*Record excerpts:*
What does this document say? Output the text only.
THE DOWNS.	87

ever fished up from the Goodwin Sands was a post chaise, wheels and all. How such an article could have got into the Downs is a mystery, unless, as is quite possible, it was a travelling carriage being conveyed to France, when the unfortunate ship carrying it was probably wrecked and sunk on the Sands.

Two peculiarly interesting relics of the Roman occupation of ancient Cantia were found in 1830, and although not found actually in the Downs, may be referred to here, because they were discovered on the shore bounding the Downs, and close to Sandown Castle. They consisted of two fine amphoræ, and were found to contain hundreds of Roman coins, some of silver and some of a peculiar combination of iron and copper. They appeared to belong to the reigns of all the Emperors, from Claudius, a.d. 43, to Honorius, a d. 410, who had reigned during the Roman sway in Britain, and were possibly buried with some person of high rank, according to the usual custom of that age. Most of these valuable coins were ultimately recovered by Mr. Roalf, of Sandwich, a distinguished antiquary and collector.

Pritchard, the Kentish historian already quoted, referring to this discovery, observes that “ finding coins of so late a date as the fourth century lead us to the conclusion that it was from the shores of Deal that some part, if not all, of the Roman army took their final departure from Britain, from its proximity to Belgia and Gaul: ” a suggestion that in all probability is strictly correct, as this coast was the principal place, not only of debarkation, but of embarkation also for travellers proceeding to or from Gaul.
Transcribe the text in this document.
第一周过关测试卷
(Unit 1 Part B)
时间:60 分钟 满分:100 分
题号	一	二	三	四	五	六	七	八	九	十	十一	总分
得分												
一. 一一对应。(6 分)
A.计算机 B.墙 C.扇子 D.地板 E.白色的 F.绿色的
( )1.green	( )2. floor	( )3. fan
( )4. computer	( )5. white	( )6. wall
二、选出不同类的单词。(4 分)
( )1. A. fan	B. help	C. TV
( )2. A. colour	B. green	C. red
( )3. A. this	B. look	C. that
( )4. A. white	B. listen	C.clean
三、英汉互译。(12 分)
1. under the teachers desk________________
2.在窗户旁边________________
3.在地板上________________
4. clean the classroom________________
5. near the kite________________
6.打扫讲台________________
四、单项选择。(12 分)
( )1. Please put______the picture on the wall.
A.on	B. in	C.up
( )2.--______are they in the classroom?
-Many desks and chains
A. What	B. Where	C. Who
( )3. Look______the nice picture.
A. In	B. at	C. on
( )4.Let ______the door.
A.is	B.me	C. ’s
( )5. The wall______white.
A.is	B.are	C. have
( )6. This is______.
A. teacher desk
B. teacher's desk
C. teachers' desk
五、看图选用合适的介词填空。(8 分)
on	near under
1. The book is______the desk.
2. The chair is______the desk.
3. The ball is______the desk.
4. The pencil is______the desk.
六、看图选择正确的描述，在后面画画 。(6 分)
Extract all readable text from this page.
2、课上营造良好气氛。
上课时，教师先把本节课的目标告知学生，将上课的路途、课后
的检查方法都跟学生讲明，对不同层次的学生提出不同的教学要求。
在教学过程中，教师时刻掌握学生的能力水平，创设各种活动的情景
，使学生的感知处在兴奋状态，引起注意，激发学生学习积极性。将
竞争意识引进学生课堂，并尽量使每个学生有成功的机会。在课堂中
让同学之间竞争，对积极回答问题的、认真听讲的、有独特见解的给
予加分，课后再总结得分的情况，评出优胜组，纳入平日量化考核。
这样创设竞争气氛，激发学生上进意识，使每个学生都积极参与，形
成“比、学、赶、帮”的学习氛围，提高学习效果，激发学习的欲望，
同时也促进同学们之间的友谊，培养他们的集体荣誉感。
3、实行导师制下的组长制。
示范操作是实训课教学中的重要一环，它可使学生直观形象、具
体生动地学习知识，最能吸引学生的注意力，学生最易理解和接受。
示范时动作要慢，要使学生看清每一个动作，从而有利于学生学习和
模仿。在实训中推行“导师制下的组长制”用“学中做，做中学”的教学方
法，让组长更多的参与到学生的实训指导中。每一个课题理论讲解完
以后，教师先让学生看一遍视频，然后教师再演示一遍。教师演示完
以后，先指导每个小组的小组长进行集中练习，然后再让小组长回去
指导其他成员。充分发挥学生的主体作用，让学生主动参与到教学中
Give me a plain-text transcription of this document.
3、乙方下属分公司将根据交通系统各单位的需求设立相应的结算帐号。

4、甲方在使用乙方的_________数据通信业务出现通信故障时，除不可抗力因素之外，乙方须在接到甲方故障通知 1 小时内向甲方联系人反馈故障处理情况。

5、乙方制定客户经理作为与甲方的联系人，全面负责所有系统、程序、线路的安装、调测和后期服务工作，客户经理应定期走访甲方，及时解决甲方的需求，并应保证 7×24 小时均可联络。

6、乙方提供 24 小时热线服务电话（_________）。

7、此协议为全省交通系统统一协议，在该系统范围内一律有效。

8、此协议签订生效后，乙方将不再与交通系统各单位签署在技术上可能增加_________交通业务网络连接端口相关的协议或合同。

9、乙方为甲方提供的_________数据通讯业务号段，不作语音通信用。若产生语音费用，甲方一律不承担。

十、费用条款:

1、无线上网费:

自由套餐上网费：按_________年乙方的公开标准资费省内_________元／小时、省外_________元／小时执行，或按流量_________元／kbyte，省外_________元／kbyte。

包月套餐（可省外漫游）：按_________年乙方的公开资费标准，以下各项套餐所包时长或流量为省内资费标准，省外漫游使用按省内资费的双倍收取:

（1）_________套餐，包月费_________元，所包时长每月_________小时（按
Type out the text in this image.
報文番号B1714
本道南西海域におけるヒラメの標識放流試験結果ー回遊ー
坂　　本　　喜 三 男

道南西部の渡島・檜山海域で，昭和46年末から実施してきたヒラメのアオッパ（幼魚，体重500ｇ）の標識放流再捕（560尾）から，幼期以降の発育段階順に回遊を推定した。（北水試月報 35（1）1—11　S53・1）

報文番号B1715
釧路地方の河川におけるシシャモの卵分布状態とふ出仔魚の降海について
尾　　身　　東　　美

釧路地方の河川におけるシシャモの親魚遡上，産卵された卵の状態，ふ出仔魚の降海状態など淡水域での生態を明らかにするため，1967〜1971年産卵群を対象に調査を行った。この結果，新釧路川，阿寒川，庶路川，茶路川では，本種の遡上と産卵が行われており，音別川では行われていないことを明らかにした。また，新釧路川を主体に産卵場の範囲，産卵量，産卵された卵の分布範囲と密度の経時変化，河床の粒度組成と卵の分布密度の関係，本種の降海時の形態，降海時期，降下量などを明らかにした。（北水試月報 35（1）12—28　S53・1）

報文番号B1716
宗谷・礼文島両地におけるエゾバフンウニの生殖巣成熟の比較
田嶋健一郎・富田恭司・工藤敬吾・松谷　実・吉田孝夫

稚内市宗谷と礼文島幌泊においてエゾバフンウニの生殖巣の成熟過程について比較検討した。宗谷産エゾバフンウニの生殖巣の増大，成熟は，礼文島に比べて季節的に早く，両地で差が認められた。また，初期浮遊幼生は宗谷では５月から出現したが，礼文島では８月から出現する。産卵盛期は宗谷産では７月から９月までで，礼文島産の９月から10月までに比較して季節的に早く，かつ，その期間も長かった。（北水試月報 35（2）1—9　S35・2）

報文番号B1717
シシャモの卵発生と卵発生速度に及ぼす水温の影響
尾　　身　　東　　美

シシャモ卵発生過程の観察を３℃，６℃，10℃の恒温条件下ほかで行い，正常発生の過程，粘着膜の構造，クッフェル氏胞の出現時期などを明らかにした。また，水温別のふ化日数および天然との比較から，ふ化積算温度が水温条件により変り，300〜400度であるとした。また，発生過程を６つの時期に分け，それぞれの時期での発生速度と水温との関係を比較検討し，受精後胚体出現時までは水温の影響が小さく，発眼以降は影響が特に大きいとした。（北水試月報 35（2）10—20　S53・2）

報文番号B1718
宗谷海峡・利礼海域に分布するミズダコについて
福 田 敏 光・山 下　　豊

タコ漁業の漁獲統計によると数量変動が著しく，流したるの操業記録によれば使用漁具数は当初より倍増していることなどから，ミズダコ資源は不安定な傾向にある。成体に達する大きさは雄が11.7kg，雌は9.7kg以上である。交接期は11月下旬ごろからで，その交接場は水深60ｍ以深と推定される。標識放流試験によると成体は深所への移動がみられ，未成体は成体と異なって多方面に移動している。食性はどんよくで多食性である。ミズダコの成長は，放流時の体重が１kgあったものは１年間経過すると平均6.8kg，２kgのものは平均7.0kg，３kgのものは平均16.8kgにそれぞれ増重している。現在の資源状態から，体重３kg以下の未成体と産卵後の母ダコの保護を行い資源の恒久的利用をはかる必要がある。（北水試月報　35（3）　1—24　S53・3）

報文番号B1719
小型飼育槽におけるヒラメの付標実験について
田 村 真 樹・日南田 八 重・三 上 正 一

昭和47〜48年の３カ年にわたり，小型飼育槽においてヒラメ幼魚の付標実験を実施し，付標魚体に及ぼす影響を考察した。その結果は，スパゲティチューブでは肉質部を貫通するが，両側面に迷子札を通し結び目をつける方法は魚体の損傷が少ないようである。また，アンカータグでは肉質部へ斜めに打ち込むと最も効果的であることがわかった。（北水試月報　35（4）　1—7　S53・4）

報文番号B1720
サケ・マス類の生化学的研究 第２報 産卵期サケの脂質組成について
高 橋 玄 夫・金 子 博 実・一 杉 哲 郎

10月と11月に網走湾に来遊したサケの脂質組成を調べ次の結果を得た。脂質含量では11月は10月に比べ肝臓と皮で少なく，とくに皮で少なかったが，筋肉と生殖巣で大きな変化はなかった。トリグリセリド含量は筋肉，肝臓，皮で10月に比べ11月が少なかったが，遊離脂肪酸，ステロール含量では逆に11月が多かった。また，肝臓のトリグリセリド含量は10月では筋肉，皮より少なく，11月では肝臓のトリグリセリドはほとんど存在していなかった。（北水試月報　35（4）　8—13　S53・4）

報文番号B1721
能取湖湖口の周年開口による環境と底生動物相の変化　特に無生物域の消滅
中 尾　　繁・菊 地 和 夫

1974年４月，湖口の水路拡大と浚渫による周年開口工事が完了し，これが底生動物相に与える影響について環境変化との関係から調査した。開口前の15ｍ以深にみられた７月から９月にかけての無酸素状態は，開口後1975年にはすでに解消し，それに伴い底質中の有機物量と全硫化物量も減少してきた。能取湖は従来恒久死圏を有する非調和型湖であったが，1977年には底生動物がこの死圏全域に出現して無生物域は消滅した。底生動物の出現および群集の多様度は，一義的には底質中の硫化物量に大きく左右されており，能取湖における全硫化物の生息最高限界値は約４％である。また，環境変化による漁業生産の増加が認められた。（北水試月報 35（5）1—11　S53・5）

*Task objective:* Pick out and copy every line that contains the word "teachers".

*Completed exercise:*
1. under the teachers desk________________
C. teachers' desk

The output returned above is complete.